▸ DIRECTIONS
From the entries below, copy every line that holds the word "title".

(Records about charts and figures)
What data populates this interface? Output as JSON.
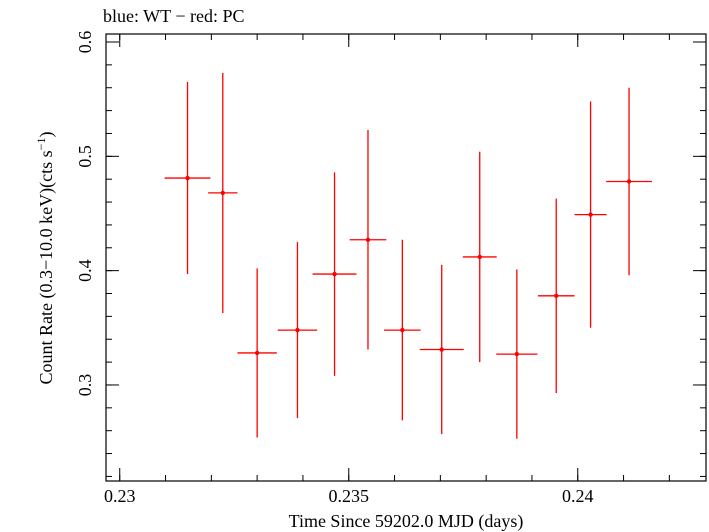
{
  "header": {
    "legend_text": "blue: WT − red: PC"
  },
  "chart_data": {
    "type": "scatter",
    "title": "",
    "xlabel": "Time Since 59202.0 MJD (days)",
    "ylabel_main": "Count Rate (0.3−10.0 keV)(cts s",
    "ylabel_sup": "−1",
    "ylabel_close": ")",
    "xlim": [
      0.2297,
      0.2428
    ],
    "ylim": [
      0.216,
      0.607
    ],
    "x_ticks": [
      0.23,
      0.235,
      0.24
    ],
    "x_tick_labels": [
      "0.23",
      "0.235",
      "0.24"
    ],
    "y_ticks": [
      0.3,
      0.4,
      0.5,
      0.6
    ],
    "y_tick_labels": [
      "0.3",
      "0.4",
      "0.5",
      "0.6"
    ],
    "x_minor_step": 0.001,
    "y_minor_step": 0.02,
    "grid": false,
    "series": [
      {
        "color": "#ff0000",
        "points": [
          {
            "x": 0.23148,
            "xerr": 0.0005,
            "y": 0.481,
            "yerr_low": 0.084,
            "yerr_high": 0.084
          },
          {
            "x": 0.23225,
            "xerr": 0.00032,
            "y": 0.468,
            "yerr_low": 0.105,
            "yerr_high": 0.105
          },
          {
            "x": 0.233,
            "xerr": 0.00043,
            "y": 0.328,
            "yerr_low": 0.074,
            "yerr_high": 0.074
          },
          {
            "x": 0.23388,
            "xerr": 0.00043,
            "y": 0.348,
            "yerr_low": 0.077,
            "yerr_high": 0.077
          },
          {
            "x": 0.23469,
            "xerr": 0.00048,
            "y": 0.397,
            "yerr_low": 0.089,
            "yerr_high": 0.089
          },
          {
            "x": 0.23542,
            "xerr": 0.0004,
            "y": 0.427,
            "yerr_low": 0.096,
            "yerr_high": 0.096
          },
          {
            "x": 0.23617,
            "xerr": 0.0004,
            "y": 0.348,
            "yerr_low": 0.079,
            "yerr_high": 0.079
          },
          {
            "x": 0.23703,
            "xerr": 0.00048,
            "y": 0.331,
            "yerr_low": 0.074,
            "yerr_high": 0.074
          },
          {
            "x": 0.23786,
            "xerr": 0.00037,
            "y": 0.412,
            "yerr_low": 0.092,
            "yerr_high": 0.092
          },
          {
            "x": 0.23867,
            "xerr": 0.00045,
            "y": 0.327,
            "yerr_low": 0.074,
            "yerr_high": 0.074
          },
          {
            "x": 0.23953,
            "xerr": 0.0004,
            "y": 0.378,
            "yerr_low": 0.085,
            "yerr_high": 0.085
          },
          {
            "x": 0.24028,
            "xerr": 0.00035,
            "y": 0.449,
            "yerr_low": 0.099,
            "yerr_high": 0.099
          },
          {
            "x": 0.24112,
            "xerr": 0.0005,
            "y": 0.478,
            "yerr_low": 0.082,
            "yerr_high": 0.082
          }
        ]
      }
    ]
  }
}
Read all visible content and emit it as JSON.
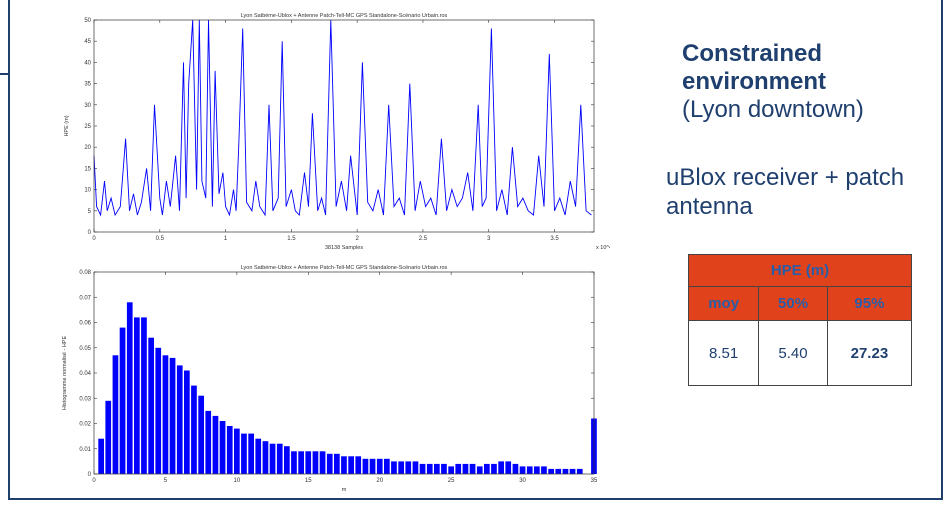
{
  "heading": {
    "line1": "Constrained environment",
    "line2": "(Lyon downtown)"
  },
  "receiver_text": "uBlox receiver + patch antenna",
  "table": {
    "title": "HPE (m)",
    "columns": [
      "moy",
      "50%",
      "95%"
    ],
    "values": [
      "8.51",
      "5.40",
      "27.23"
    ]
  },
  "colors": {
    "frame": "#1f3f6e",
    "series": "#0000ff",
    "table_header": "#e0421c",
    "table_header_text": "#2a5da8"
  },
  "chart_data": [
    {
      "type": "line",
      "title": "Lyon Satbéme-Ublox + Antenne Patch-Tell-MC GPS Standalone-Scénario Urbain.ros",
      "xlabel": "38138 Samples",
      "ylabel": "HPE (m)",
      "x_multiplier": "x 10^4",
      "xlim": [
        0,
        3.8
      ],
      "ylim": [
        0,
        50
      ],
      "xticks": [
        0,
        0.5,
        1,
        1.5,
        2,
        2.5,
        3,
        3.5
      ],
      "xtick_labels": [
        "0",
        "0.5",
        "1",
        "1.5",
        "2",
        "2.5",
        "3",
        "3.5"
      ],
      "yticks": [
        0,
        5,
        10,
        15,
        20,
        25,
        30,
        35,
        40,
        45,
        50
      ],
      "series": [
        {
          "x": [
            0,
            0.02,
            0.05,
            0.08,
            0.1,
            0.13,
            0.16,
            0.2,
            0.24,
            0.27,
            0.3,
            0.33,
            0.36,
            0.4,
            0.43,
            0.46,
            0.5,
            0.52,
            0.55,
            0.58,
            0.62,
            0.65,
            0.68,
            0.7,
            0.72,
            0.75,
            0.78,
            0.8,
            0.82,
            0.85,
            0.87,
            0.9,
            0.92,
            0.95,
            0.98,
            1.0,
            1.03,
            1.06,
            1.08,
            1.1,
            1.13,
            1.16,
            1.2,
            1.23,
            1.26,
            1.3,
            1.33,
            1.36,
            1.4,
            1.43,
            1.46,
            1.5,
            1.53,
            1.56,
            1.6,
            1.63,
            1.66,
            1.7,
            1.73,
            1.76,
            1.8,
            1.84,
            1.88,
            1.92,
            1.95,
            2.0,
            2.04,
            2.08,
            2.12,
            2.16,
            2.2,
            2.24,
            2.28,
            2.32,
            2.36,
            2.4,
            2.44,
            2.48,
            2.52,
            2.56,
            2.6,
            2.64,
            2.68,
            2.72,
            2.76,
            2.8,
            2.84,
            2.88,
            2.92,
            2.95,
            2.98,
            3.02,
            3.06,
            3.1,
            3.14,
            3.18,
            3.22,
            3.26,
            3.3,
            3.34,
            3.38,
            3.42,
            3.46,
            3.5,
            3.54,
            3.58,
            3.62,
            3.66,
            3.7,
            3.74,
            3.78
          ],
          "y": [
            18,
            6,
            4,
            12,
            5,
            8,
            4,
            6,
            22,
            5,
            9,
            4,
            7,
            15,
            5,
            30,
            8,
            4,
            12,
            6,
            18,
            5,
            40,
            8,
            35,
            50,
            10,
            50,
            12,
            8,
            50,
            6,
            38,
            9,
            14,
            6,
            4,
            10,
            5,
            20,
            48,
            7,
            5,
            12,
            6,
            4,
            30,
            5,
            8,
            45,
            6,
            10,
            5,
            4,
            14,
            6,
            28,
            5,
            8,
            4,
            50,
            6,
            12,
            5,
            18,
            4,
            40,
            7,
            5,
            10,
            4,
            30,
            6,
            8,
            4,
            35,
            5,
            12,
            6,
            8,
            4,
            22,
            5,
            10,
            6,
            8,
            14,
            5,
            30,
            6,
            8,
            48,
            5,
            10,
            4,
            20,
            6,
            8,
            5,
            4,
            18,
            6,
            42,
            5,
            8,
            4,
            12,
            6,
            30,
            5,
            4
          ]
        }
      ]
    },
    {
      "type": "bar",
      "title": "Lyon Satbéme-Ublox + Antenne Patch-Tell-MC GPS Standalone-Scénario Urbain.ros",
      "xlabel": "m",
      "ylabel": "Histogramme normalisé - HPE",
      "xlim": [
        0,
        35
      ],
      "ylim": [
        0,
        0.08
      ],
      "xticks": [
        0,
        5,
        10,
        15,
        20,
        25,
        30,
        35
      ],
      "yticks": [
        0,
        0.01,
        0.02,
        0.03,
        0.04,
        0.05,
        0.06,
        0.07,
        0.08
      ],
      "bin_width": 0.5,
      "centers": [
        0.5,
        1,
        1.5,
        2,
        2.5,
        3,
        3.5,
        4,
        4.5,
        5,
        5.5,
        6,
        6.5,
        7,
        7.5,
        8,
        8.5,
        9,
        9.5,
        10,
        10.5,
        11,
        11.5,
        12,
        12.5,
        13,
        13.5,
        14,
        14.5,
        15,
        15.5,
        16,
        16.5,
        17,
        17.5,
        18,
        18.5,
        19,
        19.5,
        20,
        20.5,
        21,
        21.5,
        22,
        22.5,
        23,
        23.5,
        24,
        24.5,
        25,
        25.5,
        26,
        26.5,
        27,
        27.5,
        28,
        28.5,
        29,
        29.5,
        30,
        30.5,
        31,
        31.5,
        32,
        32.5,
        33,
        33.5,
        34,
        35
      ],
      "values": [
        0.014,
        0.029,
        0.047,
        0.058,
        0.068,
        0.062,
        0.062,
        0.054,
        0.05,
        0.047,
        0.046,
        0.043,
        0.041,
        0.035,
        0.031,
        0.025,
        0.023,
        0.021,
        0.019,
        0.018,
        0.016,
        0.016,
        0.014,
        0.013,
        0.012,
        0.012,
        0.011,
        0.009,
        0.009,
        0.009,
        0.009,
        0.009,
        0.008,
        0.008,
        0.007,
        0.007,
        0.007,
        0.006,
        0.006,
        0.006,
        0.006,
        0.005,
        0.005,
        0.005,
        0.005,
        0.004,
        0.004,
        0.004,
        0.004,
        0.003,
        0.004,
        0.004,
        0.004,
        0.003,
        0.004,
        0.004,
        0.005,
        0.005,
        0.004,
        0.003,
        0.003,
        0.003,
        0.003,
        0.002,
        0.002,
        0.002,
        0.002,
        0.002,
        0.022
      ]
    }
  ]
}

▸ THE COMPLETED TASK
    "title": "",
    "title": "HPE (m)",
      "title": "Lyon Satbéme-Ublox + Antenne Patch-Tell-MC GPS Standalone-Scénario Urbain.ros",
      "title": "Lyon Satbéme-Ublox + Antenne Patch-Tell-MC GPS Standalone-Scénario Urbain.ros",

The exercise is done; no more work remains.